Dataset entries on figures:
* BEGIN *

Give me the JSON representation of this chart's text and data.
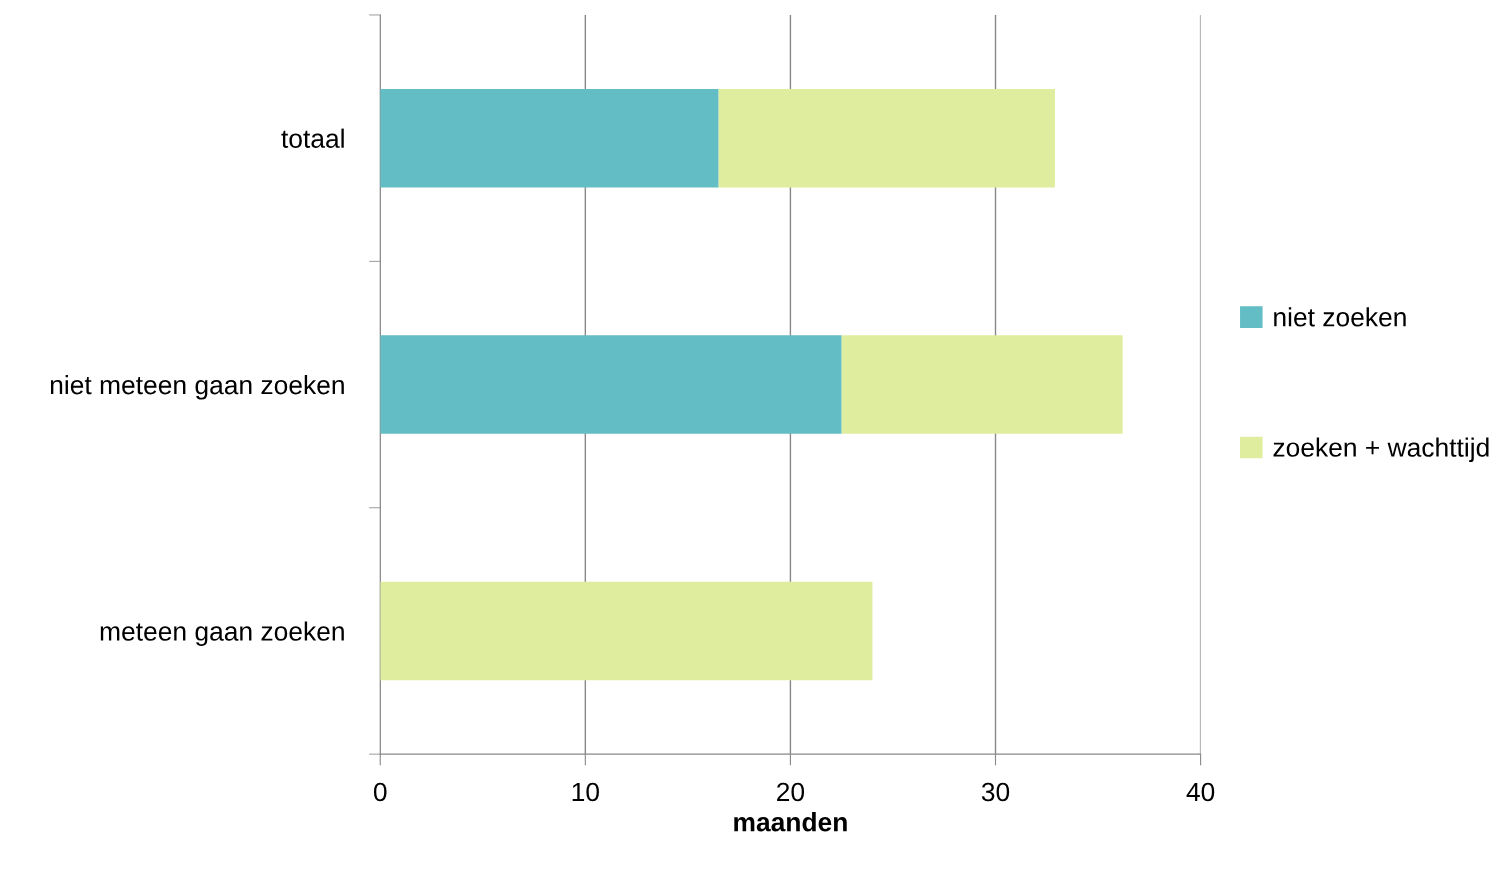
{
  "chart_data": {
    "type": "bar",
    "orientation": "horizontal",
    "stacked": true,
    "categories": [
      "totaal",
      "niet meteen gaan zoeken",
      "meteen gaan zoeken"
    ],
    "series": [
      {
        "name": "niet zoeken",
        "color": "#62bdc4",
        "values": [
          16.5,
          22.5,
          0
        ]
      },
      {
        "name": "zoeken + wachttijd",
        "color": "#dfee9e",
        "values": [
          16.4,
          13.7,
          24.0
        ]
      }
    ],
    "xlabel": "maanden",
    "xlim": [
      0,
      40
    ],
    "xticks": [
      0,
      10,
      20,
      30,
      40
    ],
    "grid": "x",
    "legend": "right"
  }
}
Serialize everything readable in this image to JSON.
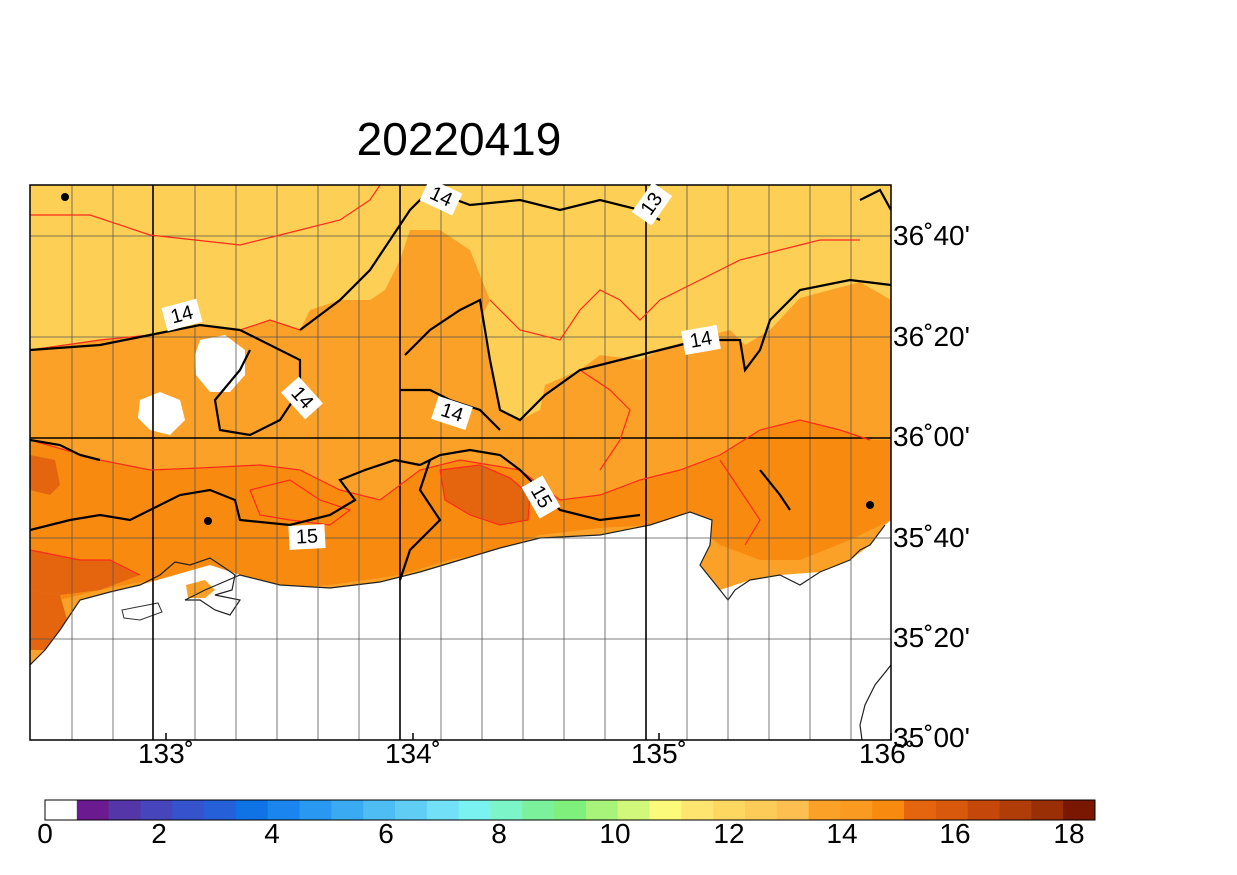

* END *

Instructions to follow: Your task is to return the entries above exactly, with no pictures.

Output for this task:
Give me the JSON representation of this chart's text and data.
{
  "chart_data": {
    "type": "bar",
    "orientation": "horizontal",
    "stacked": true,
    "categories": [
      "totaal",
      "niet meteen gaan zoeken",
      "meteen gaan zoeken"
    ],
    "series": [
      {
        "name": "niet zoeken",
        "color": "#62bdc4",
        "values": [
          16.5,
          22.5,
          0
        ]
      },
      {
        "name": "zoeken + wachttijd",
        "color": "#dfee9e",
        "values": [
          16.4,
          13.7,
          24.0
        ]
      }
    ],
    "xlabel": "maanden",
    "xlim": [
      0,
      40
    ],
    "xticks": [
      0,
      10,
      20,
      30,
      40
    ],
    "grid": "x",
    "legend": "right"
  }
}
Serialize everything readable in this image to JSON.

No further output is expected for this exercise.